=== THE EXERCISE ===
Could you write out every record below exactly, leaving out any pictures?

=== MATERIAL FOR THIS TASK ===
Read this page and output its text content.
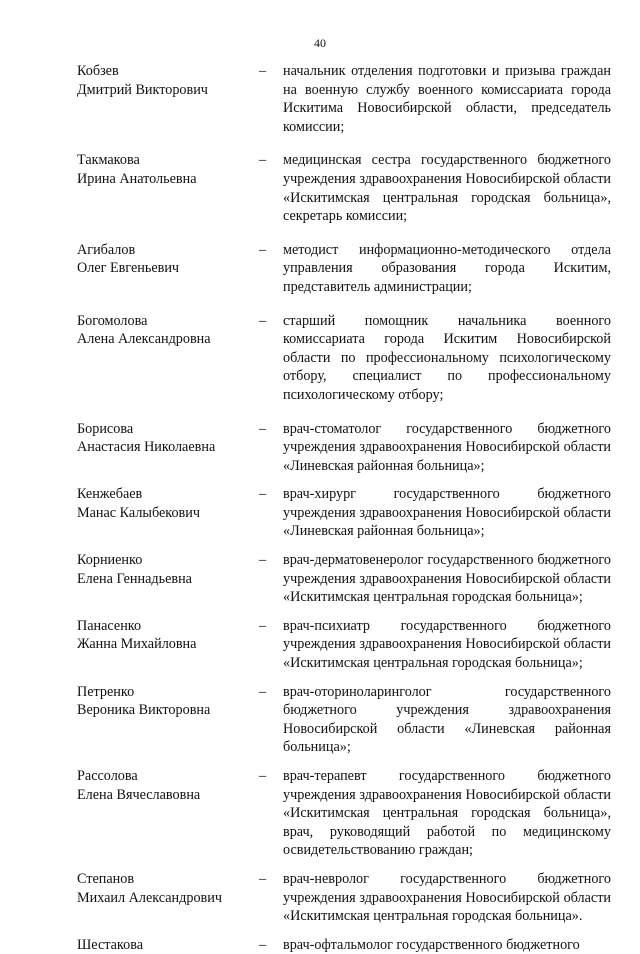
40
Кобзев
Дмитрий Викторович
–	начальник отделения подготовки и призыва граждан на военную службу военного комиссариата города Искитима Новосибирской области, председатель комиссии;
Такмакова
Ирина Анатольевна
–	медицинская сестра государственного бюджетного учреждения здравоохранения Новосибирской области «Искитимская центральная городская больница», секретарь комиссии;
Агибалов
Олег Евгеньевич
–	методист информационно-методического отдела управления образования города Искитим, представитель администрации;
Богомолова
Алена Александровна
–	старший помощник начальника военного комиссариата города Искитим Новосибирской области по профессиональному психологическому отбору, специалист по профессиональному психологическому отбору;
Борисова
Анастасия Николаевна
–	врач-стоматолог государственного бюджетного учреждения здравоохранения Новосибирской области «Линевская районная больница»;
Кенжебаев
Манас Калыбекович
–	врач-хирург государственного бюджетного учреждения здравоохранения Новосибирской области «Линевская районная больница»;
Корниенко
Елена Геннадьевна
–	врач-дерматовенеролог государственного бюджетного учреждения здравоохранения Новосибирской области «Искитимская центральная городская больница»;
Панасенко
Жанна Михайловна
–	врач-психиатр государственного бюджетного учреждения здравоохранения Новосибирской области «Искитимская центральная городская больница»;
Петренко
Вероника Викторовна
–	врач-оториноларинголог государственного бюджетного учреждения здравоохранения Новосибирской области «Линевская районная больница»;
Рассолова
Елена Вячеславовна
–	врач-терапевт государственного бюджетного учреждения здравоохранения Новосибирской области «Искитимская центральная городская больница», врач, руководящий работой по медицинскому освидетельствованию граждан;
Степанов
Михаил Александрович
–	врач-невролог государственного бюджетного учреждения здравоохранения Новосибирской области «Искитимская центральная городская больница».
Шестакова	–	врач-офтальмолог государственного бюджетного
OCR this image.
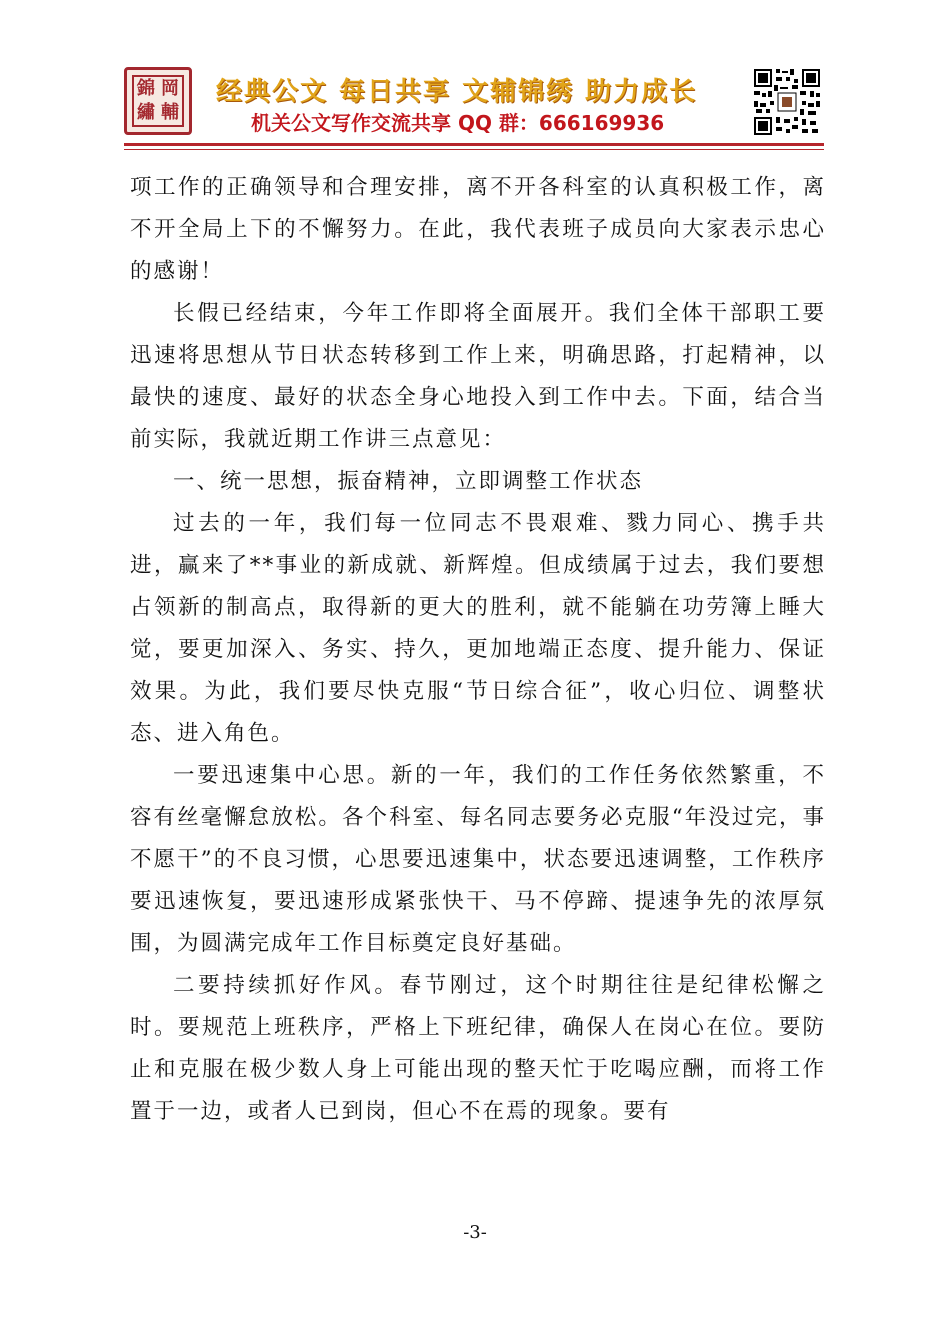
錦 岡
繡 輔
经典公文 每日共享 文辅锦绣 助力成长
机关公文写作交流共享 QQ 群：666169936

项工作的正确领导和合理安排，离不开各科室的认真积极工作，离不开全局上下的不懈努力。在此，我代表班子成员向大家表示忠心的感谢！

长假已经结束，今年工作即将全面展开。我们全体干部职工要迅速将思想从节日状态转移到工作上来，明确思路，打起精神，以最快的速度、最好的状态全身心地投入到工作中去。下面，结合当前实际，我就近期工作讲三点意见：

一、统一思想，振奋精神，立即调整工作状态

过去的一年，我们每一位同志不畏艰难、戮力同心、携手共进，赢来了**事业的新成就、新辉煌。但成绩属于过去，我们要想占领新的制高点，取得新的更大的胜利，就不能躺在功劳簿上睡大觉，要更加深入、务实、持久，更加地端正态度、提升能力、保证效果。为此，我们要尽快克服“节日综合征”，收心归位、调整状态、进入角色。

一要迅速集中心思。新的一年，我们的工作任务依然繁重，不容有丝毫懈怠放松。各个科室、每名同志要务必克服“年没过完，事不愿干”的不良习惯，心思要迅速集中，状态要迅速调整，工作秩序要迅速恢复，要迅速形成紧张快干、马不停蹄、提速争先的浓厚氛围，为圆满完成年工作目标奠定良好基础。

二要持续抓好作风。春节刚过，这个时期往往是纪律松懈之时。要规范上班秩序，严格上下班纪律，确保人在岗心在位。要防止和克服在极少数人身上可能出现的整天忙于吃喝应酬，而将工作置于一边，或者人已到岗，但心不在焉的现象。要有

-3-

=== EXPECTED ANSWER ===
Read this page and output its text content.
40
Кобзев
Дмитрий Викторович
–	начальник отделения подготовки и призыва граждан на военную службу военного комиссариата города Искитима Новосибирской области, председатель комиссии;
Такмакова
Ирина Анатольевна
–	медицинская сестра государственного бюджетного учреждения здравоохранения Новосибирской области «Искитимская центральная городская больница», секретарь комиссии;
Агибалов
Олег Евгеньевич
–	методист информационно-методического отдела управления образования города Искитим, представитель администрации;
Богомолова
Алена Александровна
–	старший помощник начальника военного комиссариата города Искитим Новосибирской области по профессиональному психологическому отбору, специалист по профессиональному психологическому отбору;
Борисова
Анастасия Николаевна
–	врач-стоматолог государственного бюджетного учреждения здравоохранения Новосибирской области «Линевская районная больница»;
Кенжебаев
Манас Калыбекович
–	врач-хирург государственного бюджетного учреждения здравоохранения Новосибирской области «Линевская районная больница»;
Корниенко
Елена Геннадьевна
–	врач-дерматовенеролог государственного бюджетного учреждения здравоохранения Новосибирской области «Искитимская центральная городская больница»;
Панасенко
Жанна Михайловна
–	врач-психиатр государственного бюджетного учреждения здравоохранения Новосибирской области «Искитимская центральная городская больница»;
Петренко
Вероника Викторовна
–	врач-оториноларинголог государственного бюджетного учреждения здравоохранения Новосибирской области «Линевская районная больница»;
Рассолова
Елена Вячеславовна
–	врач-терапевт государственного бюджетного учреждения здравоохранения Новосибирской области «Искитимская центральная городская больница», врач, руководящий работой по медицинскому освидетельствованию граждан;
Степанов
Михаил Александрович
–	врач-невролог государственного бюджетного учреждения здравоохранения Новосибирской области «Искитимская центральная городская больница».
Шестакова	–	врач-офтальмолог государственного бюджетного
OCR this image.
錦 岡
繡 輔
经典公文 每日共享 文辅锦绣 助力成长
机关公文写作交流共享 QQ 群：666169936

项工作的正确领导和合理安排，离不开各科室的认真积极工作，离不开全局上下的不懈努力。在此，我代表班子成员向大家表示忠心的感谢！

长假已经结束，今年工作即将全面展开。我们全体干部职工要迅速将思想从节日状态转移到工作上来，明确思路，打起精神，以最快的速度、最好的状态全身心地投入到工作中去。下面，结合当前实际，我就近期工作讲三点意见：

一、统一思想，振奋精神，立即调整工作状态

过去的一年，我们每一位同志不畏艰难、戮力同心、携手共进，赢来了**事业的新成就、新辉煌。但成绩属于过去，我们要想占领新的制高点，取得新的更大的胜利，就不能躺在功劳簿上睡大觉，要更加深入、务实、持久，更加地端正态度、提升能力、保证效果。为此，我们要尽快克服“节日综合征”，收心归位、调整状态、进入角色。

一要迅速集中心思。新的一年，我们的工作任务依然繁重，不容有丝毫懈怠放松。各个科室、每名同志要务必克服“年没过完，事不愿干”的不良习惯，心思要迅速集中，状态要迅速调整，工作秩序要迅速恢复，要迅速形成紧张快干、马不停蹄、提速争先的浓厚氛围，为圆满完成年工作目标奠定良好基础。

二要持续抓好作风。春节刚过，这个时期往往是纪律松懈之时。要规范上班秩序，严格上下班纪律，确保人在岗心在位。要防止和克服在极少数人身上可能出现的整天忙于吃喝应酬，而将工作置于一边，或者人已到岗，但心不在焉的现象。要有

-3-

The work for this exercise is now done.